## Extracted data

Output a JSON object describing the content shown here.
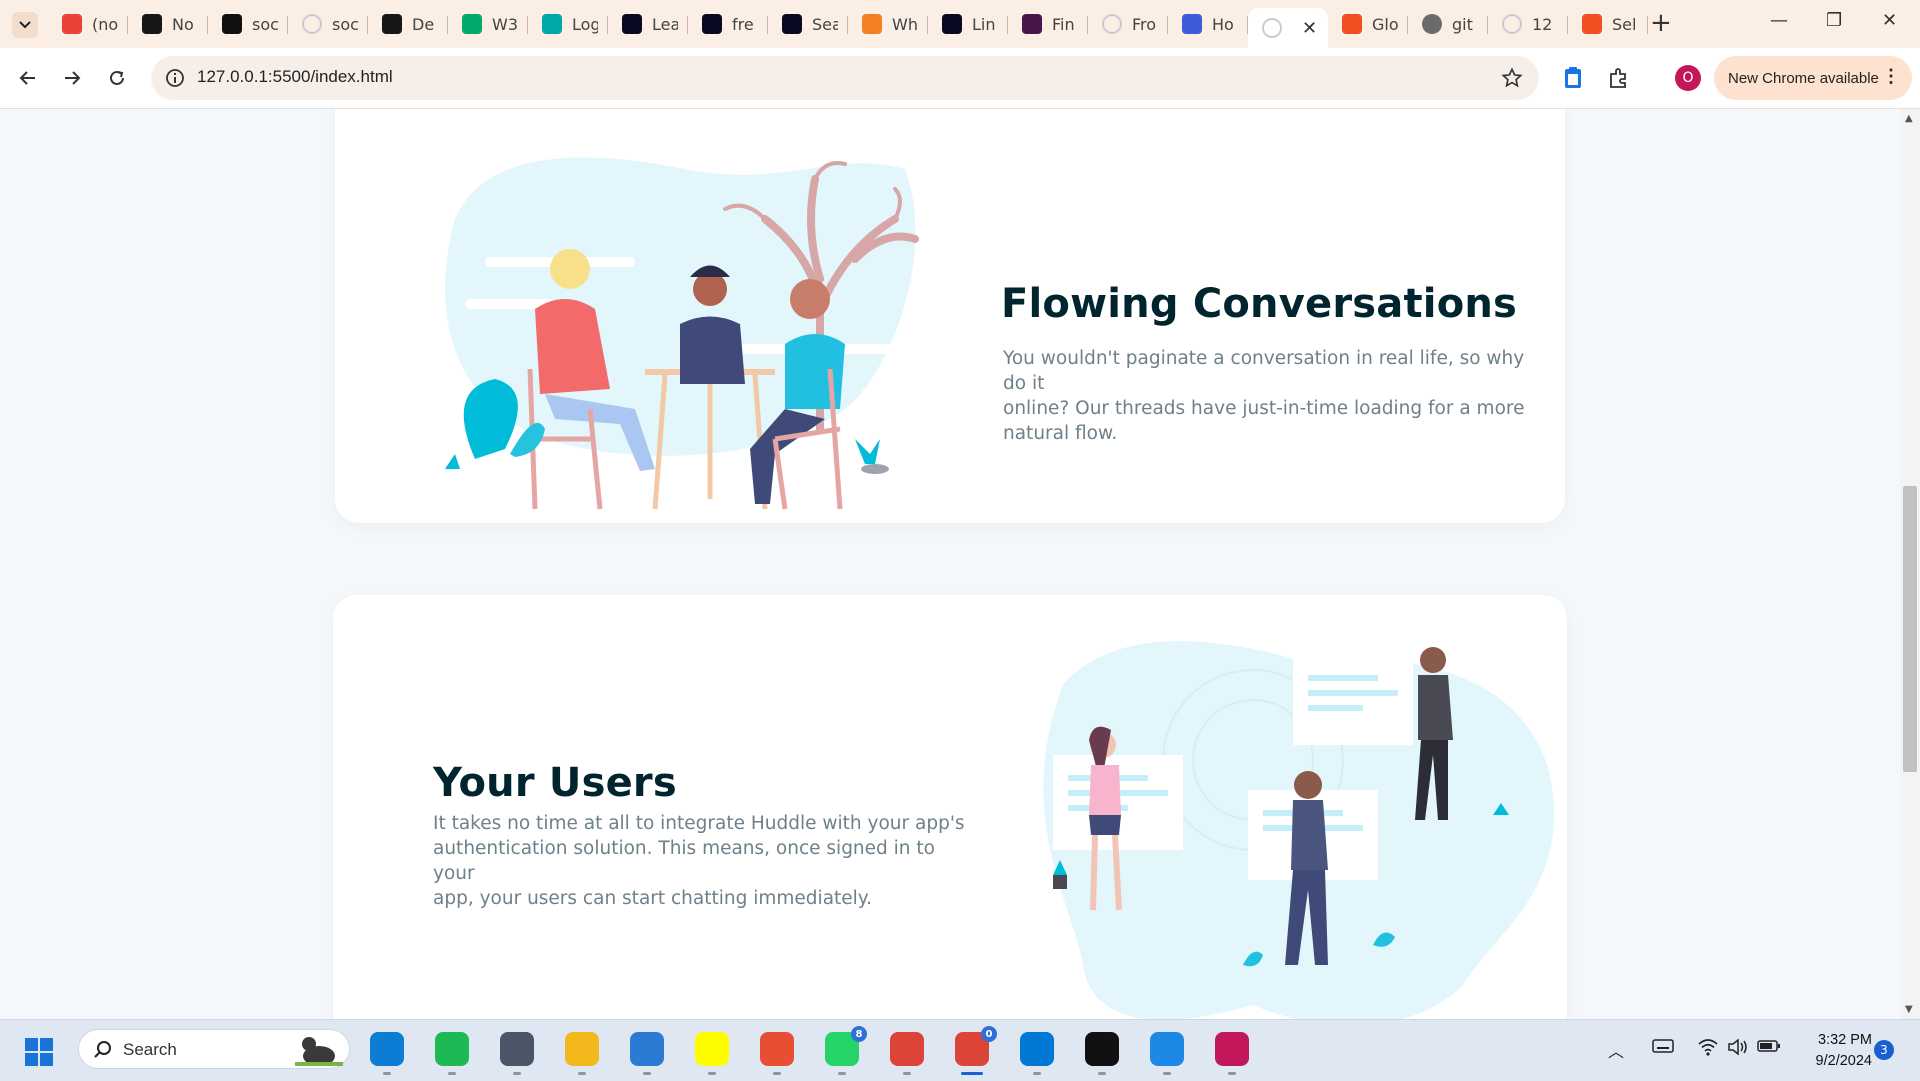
{
  "browser": {
    "tabs": [
      {
        "title": "(no",
        "favicon": "gmail-icon",
        "color": "#ea4335"
      },
      {
        "title": "No",
        "favicon": "github-icon",
        "color": "#181717"
      },
      {
        "title": "soc",
        "favicon": "appwrite-icon",
        "color": "#111111"
      },
      {
        "title": "soc",
        "favicon": "loading-icon",
        "color": "#9aa0a6"
      },
      {
        "title": "De",
        "favicon": "github-icon",
        "color": "#181717"
      },
      {
        "title": "W3",
        "favicon": "w3schools-icon",
        "color": "#04aa6d"
      },
      {
        "title": "Log",
        "favicon": "diamond-icon",
        "color": "#00a8a8"
      },
      {
        "title": "Lea",
        "favicon": "freecodecamp-icon",
        "color": "#0a0a23"
      },
      {
        "title": "fre",
        "favicon": "freecodecamp-icon",
        "color": "#0a0a23"
      },
      {
        "title": "Sea",
        "favicon": "freecodecamp-icon",
        "color": "#0a0a23"
      },
      {
        "title": "Wh",
        "favicon": "stackoverflow-icon",
        "color": "#f48024"
      },
      {
        "title": "Lin",
        "favicon": "freecodecamp-icon",
        "color": "#0a0a23"
      },
      {
        "title": "Fin",
        "favicon": "slack-icon",
        "color": "#4a154b"
      },
      {
        "title": "Fro",
        "favicon": "loading-icon",
        "color": "#9aa0a6"
      },
      {
        "title": "Ho",
        "favicon": "flag-icon",
        "color": "#3b5bdb"
      },
      {
        "title": "",
        "favicon": "loading-icon",
        "color": "#9aa0a6",
        "active": true
      },
      {
        "title": "Glo",
        "favicon": "figma-icon",
        "color": "#f24e1e"
      },
      {
        "title": "git",
        "favicon": "globe-icon",
        "color": "#6b6b6b"
      },
      {
        "title": "12",
        "favicon": "loading-icon",
        "color": "#9aa0a6"
      },
      {
        "title": "Sel",
        "favicon": "microsoft-icon",
        "color": "#f25022"
      }
    ],
    "url": "127.0.0.1:5500/index.html",
    "profile_initial": "O",
    "update_label": "New Chrome available"
  },
  "page": {
    "feature1": {
      "heading": "Flowing Conversations",
      "body_lines": [
        "You wouldn't paginate a conversation in real life, so why do it",
        "online? Our threads have just-in-time loading for a more",
        "natural flow."
      ]
    },
    "feature2": {
      "heading": "Your Users",
      "body_lines": [
        "It takes no time at all to integrate Huddle with your app's",
        "authentication solution. This means, once signed in to your",
        "app, your users can start chatting immediately."
      ]
    },
    "colors": {
      "heading": "#00252e",
      "body": "#6e8089",
      "accent_cyan": "#00bcd8",
      "blob": "#e3f6fc"
    }
  },
  "taskbar": {
    "search_label": "Search",
    "apps": [
      {
        "name": "edge-icon",
        "color": "#0c7cd5"
      },
      {
        "name": "spotify-icon",
        "color": "#1db954"
      },
      {
        "name": "phone-link-icon",
        "color": "#4a5568"
      },
      {
        "name": "file-explorer-icon",
        "color": "#f3b81b"
      },
      {
        "name": "notepad-icon",
        "color": "#2b7bd4"
      },
      {
        "name": "snapchat-icon",
        "color": "#fffc00"
      },
      {
        "name": "git-icon",
        "color": "#e84e31"
      },
      {
        "name": "whatsapp-icon",
        "color": "#25d366",
        "badge": "8"
      },
      {
        "name": "chrome-profile-icon",
        "color": "#db4437"
      },
      {
        "name": "chrome-icon",
        "color": "#db4437",
        "badge": "0",
        "active": true
      },
      {
        "name": "vscode-icon",
        "color": "#0078d4"
      },
      {
        "name": "intellij-icon",
        "color": "#111111"
      },
      {
        "name": "paint-icon",
        "color": "#1e88e5"
      },
      {
        "name": "snipping-tool-icon",
        "color": "#c2185b"
      }
    ],
    "time": "3:32 PM",
    "date": "9/2/2024",
    "notification_count": "3"
  }
}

## The request
Pictures are to be left out; the records above must be repeated word for word.

## Response
Output a JSON object describing the content shown here.
{
  "browser": {
    "tabs": [
      {
        "title": "(no",
        "favicon": "gmail-icon",
        "color": "#ea4335"
      },
      {
        "title": "No",
        "favicon": "github-icon",
        "color": "#181717"
      },
      {
        "title": "soc",
        "favicon": "appwrite-icon",
        "color": "#111111"
      },
      {
        "title": "soc",
        "favicon": "loading-icon",
        "color": "#9aa0a6"
      },
      {
        "title": "De",
        "favicon": "github-icon",
        "color": "#181717"
      },
      {
        "title": "W3",
        "favicon": "w3schools-icon",
        "color": "#04aa6d"
      },
      {
        "title": "Log",
        "favicon": "diamond-icon",
        "color": "#00a8a8"
      },
      {
        "title": "Lea",
        "favicon": "freecodecamp-icon",
        "color": "#0a0a23"
      },
      {
        "title": "fre",
        "favicon": "freecodecamp-icon",
        "color": "#0a0a23"
      },
      {
        "title": "Sea",
        "favicon": "freecodecamp-icon",
        "color": "#0a0a23"
      },
      {
        "title": "Wh",
        "favicon": "stackoverflow-icon",
        "color": "#f48024"
      },
      {
        "title": "Lin",
        "favicon": "freecodecamp-icon",
        "color": "#0a0a23"
      },
      {
        "title": "Fin",
        "favicon": "slack-icon",
        "color": "#4a154b"
      },
      {
        "title": "Fro",
        "favicon": "loading-icon",
        "color": "#9aa0a6"
      },
      {
        "title": "Ho",
        "favicon": "flag-icon",
        "color": "#3b5bdb"
      },
      {
        "title": "",
        "favicon": "loading-icon",
        "color": "#9aa0a6",
        "active": true
      },
      {
        "title": "Glo",
        "favicon": "figma-icon",
        "color": "#f24e1e"
      },
      {
        "title": "git",
        "favicon": "globe-icon",
        "color": "#6b6b6b"
      },
      {
        "title": "12",
        "favicon": "loading-icon",
        "color": "#9aa0a6"
      },
      {
        "title": "Sel",
        "favicon": "microsoft-icon",
        "color": "#f25022"
      }
    ],
    "url": "127.0.0.1:5500/index.html",
    "profile_initial": "O",
    "update_label": "New Chrome available"
  },
  "page": {
    "feature1": {
      "heading": "Flowing Conversations",
      "body_lines": [
        "You wouldn't paginate a conversation in real life, so why do it",
        "online? Our threads have just-in-time loading for a more",
        "natural flow."
      ]
    },
    "feature2": {
      "heading": "Your Users",
      "body_lines": [
        "It takes no time at all to integrate Huddle with your app's",
        "authentication solution. This means, once signed in to your",
        "app, your users can start chatting immediately."
      ]
    },
    "colors": {
      "heading": "#00252e",
      "body": "#6e8089",
      "accent_cyan": "#00bcd8",
      "blob": "#e3f6fc"
    }
  },
  "taskbar": {
    "search_label": "Search",
    "apps": [
      {
        "name": "edge-icon",
        "color": "#0c7cd5"
      },
      {
        "name": "spotify-icon",
        "color": "#1db954"
      },
      {
        "name": "phone-link-icon",
        "color": "#4a5568"
      },
      {
        "name": "file-explorer-icon",
        "color": "#f3b81b"
      },
      {
        "name": "notepad-icon",
        "color": "#2b7bd4"
      },
      {
        "name": "snapchat-icon",
        "color": "#fffc00"
      },
      {
        "name": "git-icon",
        "color": "#e84e31"
      },
      {
        "name": "whatsapp-icon",
        "color": "#25d366",
        "badge": "8"
      },
      {
        "name": "chrome-profile-icon",
        "color": "#db4437"
      },
      {
        "name": "chrome-icon",
        "color": "#db4437",
        "badge": "0",
        "active": true
      },
      {
        "name": "vscode-icon",
        "color": "#0078d4"
      },
      {
        "name": "intellij-icon",
        "color": "#111111"
      },
      {
        "name": "paint-icon",
        "color": "#1e88e5"
      },
      {
        "name": "snipping-tool-icon",
        "color": "#c2185b"
      }
    ],
    "time": "3:32 PM",
    "date": "9/2/2024",
    "notification_count": "3"
  }
}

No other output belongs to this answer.